• **EXERCISE DATA**:

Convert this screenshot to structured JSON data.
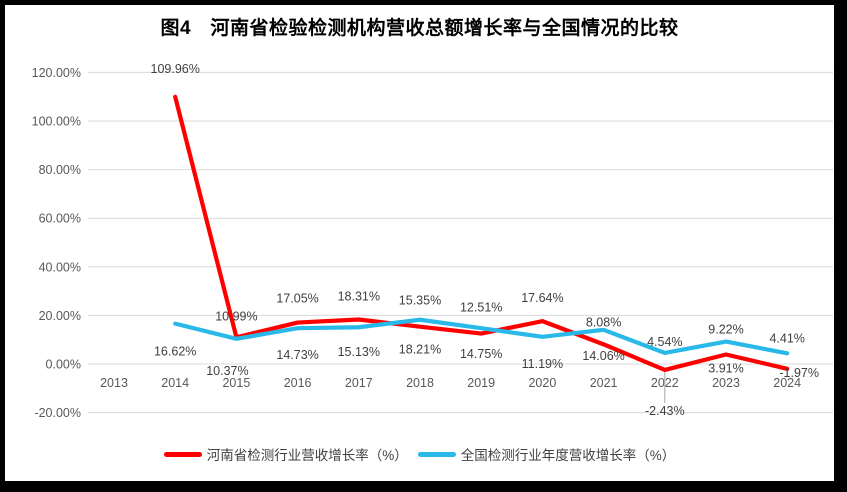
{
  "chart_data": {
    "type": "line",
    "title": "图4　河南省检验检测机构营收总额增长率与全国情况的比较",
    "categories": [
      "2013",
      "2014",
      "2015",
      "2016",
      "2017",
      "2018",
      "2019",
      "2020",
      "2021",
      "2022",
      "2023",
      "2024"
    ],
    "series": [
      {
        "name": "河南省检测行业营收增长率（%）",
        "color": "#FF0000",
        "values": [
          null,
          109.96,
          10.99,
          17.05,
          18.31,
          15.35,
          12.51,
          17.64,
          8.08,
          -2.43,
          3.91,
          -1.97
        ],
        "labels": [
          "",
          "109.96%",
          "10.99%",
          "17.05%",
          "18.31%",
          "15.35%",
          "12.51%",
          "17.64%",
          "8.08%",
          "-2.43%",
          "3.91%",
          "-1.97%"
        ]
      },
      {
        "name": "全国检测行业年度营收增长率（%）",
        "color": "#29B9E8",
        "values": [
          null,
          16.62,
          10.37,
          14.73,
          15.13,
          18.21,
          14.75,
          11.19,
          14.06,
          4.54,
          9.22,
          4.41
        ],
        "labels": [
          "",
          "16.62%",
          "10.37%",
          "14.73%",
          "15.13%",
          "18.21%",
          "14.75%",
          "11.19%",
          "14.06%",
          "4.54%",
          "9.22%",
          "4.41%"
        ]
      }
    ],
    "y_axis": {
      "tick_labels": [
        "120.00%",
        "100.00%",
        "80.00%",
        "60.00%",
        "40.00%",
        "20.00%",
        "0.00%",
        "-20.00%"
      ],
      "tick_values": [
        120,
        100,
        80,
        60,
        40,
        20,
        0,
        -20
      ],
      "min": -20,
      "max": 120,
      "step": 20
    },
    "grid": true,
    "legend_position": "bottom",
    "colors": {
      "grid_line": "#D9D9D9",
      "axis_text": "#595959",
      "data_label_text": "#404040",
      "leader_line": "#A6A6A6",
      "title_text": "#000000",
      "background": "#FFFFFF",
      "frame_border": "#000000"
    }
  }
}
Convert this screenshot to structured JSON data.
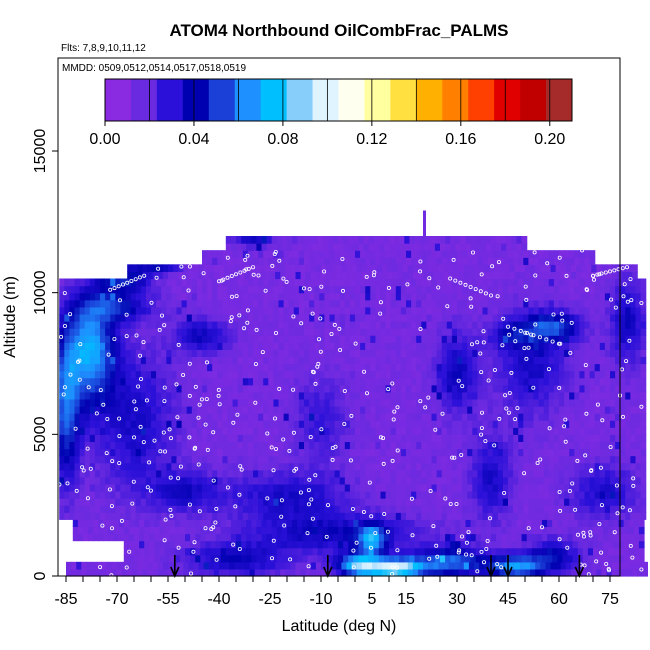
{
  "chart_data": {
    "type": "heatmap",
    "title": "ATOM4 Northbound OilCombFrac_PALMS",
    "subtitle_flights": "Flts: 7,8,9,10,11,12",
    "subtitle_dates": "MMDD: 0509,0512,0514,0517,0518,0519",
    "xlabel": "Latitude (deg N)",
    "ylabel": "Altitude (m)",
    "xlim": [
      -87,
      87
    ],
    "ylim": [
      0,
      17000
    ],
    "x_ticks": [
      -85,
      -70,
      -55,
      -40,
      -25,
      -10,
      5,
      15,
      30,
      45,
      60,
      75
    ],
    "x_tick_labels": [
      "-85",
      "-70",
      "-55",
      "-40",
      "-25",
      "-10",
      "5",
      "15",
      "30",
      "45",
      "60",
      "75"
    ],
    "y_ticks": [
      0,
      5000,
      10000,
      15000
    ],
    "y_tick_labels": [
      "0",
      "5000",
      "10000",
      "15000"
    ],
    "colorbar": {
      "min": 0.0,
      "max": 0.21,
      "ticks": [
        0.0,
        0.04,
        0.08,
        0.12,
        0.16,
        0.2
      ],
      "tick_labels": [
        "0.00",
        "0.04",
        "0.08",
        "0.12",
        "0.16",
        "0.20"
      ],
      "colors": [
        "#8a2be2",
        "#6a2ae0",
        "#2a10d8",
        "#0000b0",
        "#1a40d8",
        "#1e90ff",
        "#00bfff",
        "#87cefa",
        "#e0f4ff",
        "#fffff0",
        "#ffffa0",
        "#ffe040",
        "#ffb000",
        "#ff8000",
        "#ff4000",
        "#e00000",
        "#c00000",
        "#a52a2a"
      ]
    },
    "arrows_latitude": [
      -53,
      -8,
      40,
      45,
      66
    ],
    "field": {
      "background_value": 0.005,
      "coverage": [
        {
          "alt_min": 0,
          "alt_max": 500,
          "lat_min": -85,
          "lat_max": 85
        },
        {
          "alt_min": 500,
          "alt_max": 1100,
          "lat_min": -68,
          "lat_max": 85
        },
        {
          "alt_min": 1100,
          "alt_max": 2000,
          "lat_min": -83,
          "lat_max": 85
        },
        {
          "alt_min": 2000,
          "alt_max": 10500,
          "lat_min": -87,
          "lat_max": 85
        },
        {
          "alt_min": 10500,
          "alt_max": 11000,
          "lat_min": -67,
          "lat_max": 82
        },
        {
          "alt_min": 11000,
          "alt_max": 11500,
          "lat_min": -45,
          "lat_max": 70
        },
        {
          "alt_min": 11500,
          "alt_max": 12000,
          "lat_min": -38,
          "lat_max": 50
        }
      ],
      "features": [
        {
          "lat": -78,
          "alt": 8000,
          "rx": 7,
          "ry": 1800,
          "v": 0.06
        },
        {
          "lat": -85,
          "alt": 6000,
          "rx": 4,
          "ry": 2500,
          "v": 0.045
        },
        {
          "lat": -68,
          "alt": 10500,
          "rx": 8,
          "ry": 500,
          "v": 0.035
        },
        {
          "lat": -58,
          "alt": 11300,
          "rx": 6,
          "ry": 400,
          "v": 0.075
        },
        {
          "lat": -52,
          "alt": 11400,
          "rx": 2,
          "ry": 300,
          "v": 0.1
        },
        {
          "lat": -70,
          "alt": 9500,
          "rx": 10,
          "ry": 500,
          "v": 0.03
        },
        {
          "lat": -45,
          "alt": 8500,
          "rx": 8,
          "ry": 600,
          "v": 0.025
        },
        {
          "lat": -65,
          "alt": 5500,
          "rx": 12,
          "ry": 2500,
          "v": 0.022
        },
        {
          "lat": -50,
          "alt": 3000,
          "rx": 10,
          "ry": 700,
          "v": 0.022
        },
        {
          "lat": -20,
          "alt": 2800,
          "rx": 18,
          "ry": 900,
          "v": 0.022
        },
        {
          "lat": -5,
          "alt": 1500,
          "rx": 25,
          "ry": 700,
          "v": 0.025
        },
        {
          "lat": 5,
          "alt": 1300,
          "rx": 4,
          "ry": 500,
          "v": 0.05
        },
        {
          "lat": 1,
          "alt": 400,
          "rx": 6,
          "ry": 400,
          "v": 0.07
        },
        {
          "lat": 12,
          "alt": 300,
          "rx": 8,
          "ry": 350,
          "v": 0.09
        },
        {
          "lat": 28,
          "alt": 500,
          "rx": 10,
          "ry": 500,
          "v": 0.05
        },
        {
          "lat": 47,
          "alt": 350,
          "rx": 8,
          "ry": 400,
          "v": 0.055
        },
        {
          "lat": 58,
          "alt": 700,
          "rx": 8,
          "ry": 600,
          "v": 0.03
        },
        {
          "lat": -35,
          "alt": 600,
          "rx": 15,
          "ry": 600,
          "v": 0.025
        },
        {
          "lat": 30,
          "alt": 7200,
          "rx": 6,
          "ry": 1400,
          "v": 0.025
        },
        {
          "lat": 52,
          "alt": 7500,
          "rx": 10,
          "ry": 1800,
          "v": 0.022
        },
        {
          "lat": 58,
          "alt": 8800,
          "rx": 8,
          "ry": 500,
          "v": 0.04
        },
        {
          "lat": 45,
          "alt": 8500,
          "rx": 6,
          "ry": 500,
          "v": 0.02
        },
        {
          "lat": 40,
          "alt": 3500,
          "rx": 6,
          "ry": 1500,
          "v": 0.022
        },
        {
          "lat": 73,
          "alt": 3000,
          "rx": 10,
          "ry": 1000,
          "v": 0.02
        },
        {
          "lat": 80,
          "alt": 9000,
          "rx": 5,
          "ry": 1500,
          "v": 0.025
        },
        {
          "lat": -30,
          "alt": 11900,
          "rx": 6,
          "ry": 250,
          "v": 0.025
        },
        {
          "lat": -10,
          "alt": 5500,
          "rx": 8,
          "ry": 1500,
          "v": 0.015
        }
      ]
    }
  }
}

• **THE TASK**: Pictures in the records above should not be copied. Repeat everything else exactly.

• **TASK ANSWER**:
Convert this screenshot to structured JSON data.
{
  "chart_data": {
    "type": "line",
    "title": "图4　河南省检验检测机构营收总额增长率与全国情况的比较",
    "categories": [
      "2013",
      "2014",
      "2015",
      "2016",
      "2017",
      "2018",
      "2019",
      "2020",
      "2021",
      "2022",
      "2023",
      "2024"
    ],
    "series": [
      {
        "name": "河南省检测行业营收增长率（%）",
        "color": "#FF0000",
        "values": [
          null,
          109.96,
          10.99,
          17.05,
          18.31,
          15.35,
          12.51,
          17.64,
          8.08,
          -2.43,
          3.91,
          -1.97
        ],
        "labels": [
          "",
          "109.96%",
          "10.99%",
          "17.05%",
          "18.31%",
          "15.35%",
          "12.51%",
          "17.64%",
          "8.08%",
          "-2.43%",
          "3.91%",
          "-1.97%"
        ]
      },
      {
        "name": "全国检测行业年度营收增长率（%）",
        "color": "#29B9E8",
        "values": [
          null,
          16.62,
          10.37,
          14.73,
          15.13,
          18.21,
          14.75,
          11.19,
          14.06,
          4.54,
          9.22,
          4.41
        ],
        "labels": [
          "",
          "16.62%",
          "10.37%",
          "14.73%",
          "15.13%",
          "18.21%",
          "14.75%",
          "11.19%",
          "14.06%",
          "4.54%",
          "9.22%",
          "4.41%"
        ]
      }
    ],
    "y_axis": {
      "tick_labels": [
        "120.00%",
        "100.00%",
        "80.00%",
        "60.00%",
        "40.00%",
        "20.00%",
        "0.00%",
        "-20.00%"
      ],
      "tick_values": [
        120,
        100,
        80,
        60,
        40,
        20,
        0,
        -20
      ],
      "min": -20,
      "max": 120,
      "step": 20
    },
    "grid": true,
    "legend_position": "bottom",
    "colors": {
      "grid_line": "#D9D9D9",
      "axis_text": "#595959",
      "data_label_text": "#404040",
      "leader_line": "#A6A6A6",
      "title_text": "#000000",
      "background": "#FFFFFF",
      "frame_border": "#000000"
    }
  }
}
Convert this screenshot to structured JSON data.
{
  "chart_data": {
    "type": "heatmap",
    "title": "ATOM4 Northbound OilCombFrac_PALMS",
    "subtitle_flights": "Flts: 7,8,9,10,11,12",
    "subtitle_dates": "MMDD: 0509,0512,0514,0517,0518,0519",
    "xlabel": "Latitude (deg N)",
    "ylabel": "Altitude (m)",
    "xlim": [
      -87,
      87
    ],
    "ylim": [
      0,
      17000
    ],
    "x_ticks": [
      -85,
      -70,
      -55,
      -40,
      -25,
      -10,
      5,
      15,
      30,
      45,
      60,
      75
    ],
    "x_tick_labels": [
      "-85",
      "-70",
      "-55",
      "-40",
      "-25",
      "-10",
      "5",
      "15",
      "30",
      "45",
      "60",
      "75"
    ],
    "y_ticks": [
      0,
      5000,
      10000,
      15000
    ],
    "y_tick_labels": [
      "0",
      "5000",
      "10000",
      "15000"
    ],
    "colorbar": {
      "min": 0.0,
      "max": 0.21,
      "ticks": [
        0.0,
        0.04,
        0.08,
        0.12,
        0.16,
        0.2
      ],
      "tick_labels": [
        "0.00",
        "0.04",
        "0.08",
        "0.12",
        "0.16",
        "0.20"
      ],
      "colors": [
        "#8a2be2",
        "#6a2ae0",
        "#2a10d8",
        "#0000b0",
        "#1a40d8",
        "#1e90ff",
        "#00bfff",
        "#87cefa",
        "#e0f4ff",
        "#fffff0",
        "#ffffa0",
        "#ffe040",
        "#ffb000",
        "#ff8000",
        "#ff4000",
        "#e00000",
        "#c00000",
        "#a52a2a"
      ]
    },
    "arrows_latitude": [
      -53,
      -8,
      40,
      45,
      66
    ],
    "field": {
      "background_value": 0.005,
      "coverage": [
        {
          "alt_min": 0,
          "alt_max": 500,
          "lat_min": -85,
          "lat_max": 85
        },
        {
          "alt_min": 500,
          "alt_max": 1100,
          "lat_min": -68,
          "lat_max": 85
        },
        {
          "alt_min": 1100,
          "alt_max": 2000,
          "lat_min": -83,
          "lat_max": 85
        },
        {
          "alt_min": 2000,
          "alt_max": 10500,
          "lat_min": -87,
          "lat_max": 85
        },
        {
          "alt_min": 10500,
          "alt_max": 11000,
          "lat_min": -67,
          "lat_max": 82
        },
        {
          "alt_min": 11000,
          "alt_max": 11500,
          "lat_min": -45,
          "lat_max": 70
        },
        {
          "alt_min": 11500,
          "alt_max": 12000,
          "lat_min": -38,
          "lat_max": 50
        }
      ],
      "features": [
        {
          "lat": -78,
          "alt": 8000,
          "rx": 7,
          "ry": 1800,
          "v": 0.06
        },
        {
          "lat": -85,
          "alt": 6000,
          "rx": 4,
          "ry": 2500,
          "v": 0.045
        },
        {
          "lat": -68,
          "alt": 10500,
          "rx": 8,
          "ry": 500,
          "v": 0.035
        },
        {
          "lat": -58,
          "alt": 11300,
          "rx": 6,
          "ry": 400,
          "v": 0.075
        },
        {
          "lat": -52,
          "alt": 11400,
          "rx": 2,
          "ry": 300,
          "v": 0.1
        },
        {
          "lat": -70,
          "alt": 9500,
          "rx": 10,
          "ry": 500,
          "v": 0.03
        },
        {
          "lat": -45,
          "alt": 8500,
          "rx": 8,
          "ry": 600,
          "v": 0.025
        },
        {
          "lat": -65,
          "alt": 5500,
          "rx": 12,
          "ry": 2500,
          "v": 0.022
        },
        {
          "lat": -50,
          "alt": 3000,
          "rx": 10,
          "ry": 700,
          "v": 0.022
        },
        {
          "lat": -20,
          "alt": 2800,
          "rx": 18,
          "ry": 900,
          "v": 0.022
        },
        {
          "lat": -5,
          "alt": 1500,
          "rx": 25,
          "ry": 700,
          "v": 0.025
        },
        {
          "lat": 5,
          "alt": 1300,
          "rx": 4,
          "ry": 500,
          "v": 0.05
        },
        {
          "lat": 1,
          "alt": 400,
          "rx": 6,
          "ry": 400,
          "v": 0.07
        },
        {
          "lat": 12,
          "alt": 300,
          "rx": 8,
          "ry": 350,
          "v": 0.09
        },
        {
          "lat": 28,
          "alt": 500,
          "rx": 10,
          "ry": 500,
          "v": 0.05
        },
        {
          "lat": 47,
          "alt": 350,
          "rx": 8,
          "ry": 400,
          "v": 0.055
        },
        {
          "lat": 58,
          "alt": 700,
          "rx": 8,
          "ry": 600,
          "v": 0.03
        },
        {
          "lat": -35,
          "alt": 600,
          "rx": 15,
          "ry": 600,
          "v": 0.025
        },
        {
          "lat": 30,
          "alt": 7200,
          "rx": 6,
          "ry": 1400,
          "v": 0.025
        },
        {
          "lat": 52,
          "alt": 7500,
          "rx": 10,
          "ry": 1800,
          "v": 0.022
        },
        {
          "lat": 58,
          "alt": 8800,
          "rx": 8,
          "ry": 500,
          "v": 0.04
        },
        {
          "lat": 45,
          "alt": 8500,
          "rx": 6,
          "ry": 500,
          "v": 0.02
        },
        {
          "lat": 40,
          "alt": 3500,
          "rx": 6,
          "ry": 1500,
          "v": 0.022
        },
        {
          "lat": 73,
          "alt": 3000,
          "rx": 10,
          "ry": 1000,
          "v": 0.02
        },
        {
          "lat": 80,
          "alt": 9000,
          "rx": 5,
          "ry": 1500,
          "v": 0.025
        },
        {
          "lat": -30,
          "alt": 11900,
          "rx": 6,
          "ry": 250,
          "v": 0.025
        },
        {
          "lat": -10,
          "alt": 5500,
          "rx": 8,
          "ry": 1500,
          "v": 0.015
        }
      ]
    }
  }
}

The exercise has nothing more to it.